■ EXERCISE DESCRIPTION
Present the data once more in exactly its original form.

:: MATERIALS PROVIDED

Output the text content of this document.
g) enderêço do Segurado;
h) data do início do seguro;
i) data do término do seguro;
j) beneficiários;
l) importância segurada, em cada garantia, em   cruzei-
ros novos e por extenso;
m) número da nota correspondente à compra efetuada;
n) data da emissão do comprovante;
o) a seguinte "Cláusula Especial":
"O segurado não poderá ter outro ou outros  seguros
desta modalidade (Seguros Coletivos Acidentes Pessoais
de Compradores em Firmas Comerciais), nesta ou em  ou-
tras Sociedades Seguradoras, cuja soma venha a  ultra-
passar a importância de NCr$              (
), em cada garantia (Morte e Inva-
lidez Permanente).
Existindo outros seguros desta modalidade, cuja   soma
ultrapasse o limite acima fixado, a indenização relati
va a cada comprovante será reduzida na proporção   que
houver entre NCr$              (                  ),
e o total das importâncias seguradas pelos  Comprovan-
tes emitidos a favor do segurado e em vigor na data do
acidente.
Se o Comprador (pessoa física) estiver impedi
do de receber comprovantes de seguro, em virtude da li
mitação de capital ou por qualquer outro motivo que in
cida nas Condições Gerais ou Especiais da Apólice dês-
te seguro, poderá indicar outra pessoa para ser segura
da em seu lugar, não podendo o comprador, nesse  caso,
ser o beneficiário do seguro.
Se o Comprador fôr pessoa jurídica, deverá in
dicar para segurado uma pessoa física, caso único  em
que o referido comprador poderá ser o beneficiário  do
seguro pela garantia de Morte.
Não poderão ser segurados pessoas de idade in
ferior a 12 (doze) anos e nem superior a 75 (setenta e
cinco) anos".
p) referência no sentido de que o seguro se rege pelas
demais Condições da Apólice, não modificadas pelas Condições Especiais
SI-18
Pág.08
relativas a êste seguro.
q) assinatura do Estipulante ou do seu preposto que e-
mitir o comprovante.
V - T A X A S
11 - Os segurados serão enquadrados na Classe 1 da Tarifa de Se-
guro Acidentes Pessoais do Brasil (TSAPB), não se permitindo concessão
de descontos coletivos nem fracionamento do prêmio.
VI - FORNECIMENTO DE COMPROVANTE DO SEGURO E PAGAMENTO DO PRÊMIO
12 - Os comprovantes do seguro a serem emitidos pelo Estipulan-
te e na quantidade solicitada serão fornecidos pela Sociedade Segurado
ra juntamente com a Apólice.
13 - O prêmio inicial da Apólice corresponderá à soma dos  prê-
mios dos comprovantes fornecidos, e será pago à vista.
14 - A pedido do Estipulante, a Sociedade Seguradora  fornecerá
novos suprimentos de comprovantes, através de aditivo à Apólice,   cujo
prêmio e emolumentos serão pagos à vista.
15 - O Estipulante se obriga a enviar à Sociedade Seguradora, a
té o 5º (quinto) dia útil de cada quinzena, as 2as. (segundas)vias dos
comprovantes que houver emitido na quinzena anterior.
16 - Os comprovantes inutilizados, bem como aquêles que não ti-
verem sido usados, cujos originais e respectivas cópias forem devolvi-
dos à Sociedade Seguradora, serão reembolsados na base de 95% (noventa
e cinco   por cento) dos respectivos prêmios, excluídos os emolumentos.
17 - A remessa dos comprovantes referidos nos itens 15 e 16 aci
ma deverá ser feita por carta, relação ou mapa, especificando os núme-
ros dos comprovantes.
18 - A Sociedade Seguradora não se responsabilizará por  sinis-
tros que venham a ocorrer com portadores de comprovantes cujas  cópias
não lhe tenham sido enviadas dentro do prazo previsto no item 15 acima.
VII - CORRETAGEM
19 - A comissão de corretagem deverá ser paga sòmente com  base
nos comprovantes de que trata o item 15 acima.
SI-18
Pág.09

::::

■ REPLY
Output the text content of this document.
g) enderêço do Segurado;
h) data do início do seguro;
i) data do término do seguro;
j) beneficiários;
l) importância segurada, em cada garantia, em   cruzei-
ros novos e por extenso;
m) número da nota correspondente à compra efetuada;
n) data da emissão do comprovante;
o) a seguinte "Cláusula Especial":
"O segurado não poderá ter outro ou outros  seguros
desta modalidade (Seguros Coletivos Acidentes Pessoais
de Compradores em Firmas Comerciais), nesta ou em  ou-
tras Sociedades Seguradoras, cuja soma venha a  ultra-
passar a importância de NCr$              (
), em cada garantia (Morte e Inva-
lidez Permanente).
Existindo outros seguros desta modalidade, cuja   soma
ultrapasse o limite acima fixado, a indenização relati
va a cada comprovante será reduzida na proporção   que
houver entre NCr$              (                  ),
e o total das importâncias seguradas pelos  Comprovan-
tes emitidos a favor do segurado e em vigor na data do
acidente.
Se o Comprador (pessoa física) estiver impedi
do de receber comprovantes de seguro, em virtude da li
mitação de capital ou por qualquer outro motivo que in
cida nas Condições Gerais ou Especiais da Apólice dês-
te seguro, poderá indicar outra pessoa para ser segura
da em seu lugar, não podendo o comprador, nesse  caso,
ser o beneficiário do seguro.
Se o Comprador fôr pessoa jurídica, deverá in
dicar para segurado uma pessoa física, caso único  em
que o referido comprador poderá ser o beneficiário  do
seguro pela garantia de Morte.
Não poderão ser segurados pessoas de idade in
ferior a 12 (doze) anos e nem superior a 75 (setenta e
cinco) anos".
p) referência no sentido de que o seguro se rege pelas
demais Condições da Apólice, não modificadas pelas Condições Especiais
SI-18
Pág.08
relativas a êste seguro.
q) assinatura do Estipulante ou do seu preposto que e-
mitir o comprovante.
V - T A X A S
11 - Os segurados serão enquadrados na Classe 1 da Tarifa de Se-
guro Acidentes Pessoais do Brasil (TSAPB), não se permitindo concessão
de descontos coletivos nem fracionamento do prêmio.
VI - FORNECIMENTO DE COMPROVANTE DO SEGURO E PAGAMENTO DO PRÊMIO
12 - Os comprovantes do seguro a serem emitidos pelo Estipulan-
te e na quantidade solicitada serão fornecidos pela Sociedade Segurado
ra juntamente com a Apólice.
13 - O prêmio inicial da Apólice corresponderá à soma dos  prê-
mios dos comprovantes fornecidos, e será pago à vista.
14 - A pedido do Estipulante, a Sociedade Seguradora  fornecerá
novos suprimentos de comprovantes, através de aditivo à Apólice,   cujo
prêmio e emolumentos serão pagos à vista.
15 - O Estipulante se obriga a enviar à Sociedade Seguradora, a
té o 5º (quinto) dia útil de cada quinzena, as 2as. (segundas)vias dos
comprovantes que houver emitido na quinzena anterior.
16 - Os comprovantes inutilizados, bem como aquêles que não ti-
verem sido usados, cujos originais e respectivas cópias forem devolvi-
dos à Sociedade Seguradora, serão reembolsados na base de 95% (noventa
e cinco   por cento) dos respectivos prêmios, excluídos os emolumentos.
17 - A remessa dos comprovantes referidos nos itens 15 e 16 aci
ma deverá ser feita por carta, relação ou mapa, especificando os núme-
ros dos comprovantes.
18 - A Sociedade Seguradora não se responsabilizará por  sinis-
tros que venham a ocorrer com portadores de comprovantes cujas  cópias
não lhe tenham sido enviadas dentro do prazo previsto no item 15 acima.
VII - CORRETAGEM
19 - A comissão de corretagem deverá ser paga sòmente com  base
nos comprovantes de que trata o item 15 acima.
SI-18
Pág.09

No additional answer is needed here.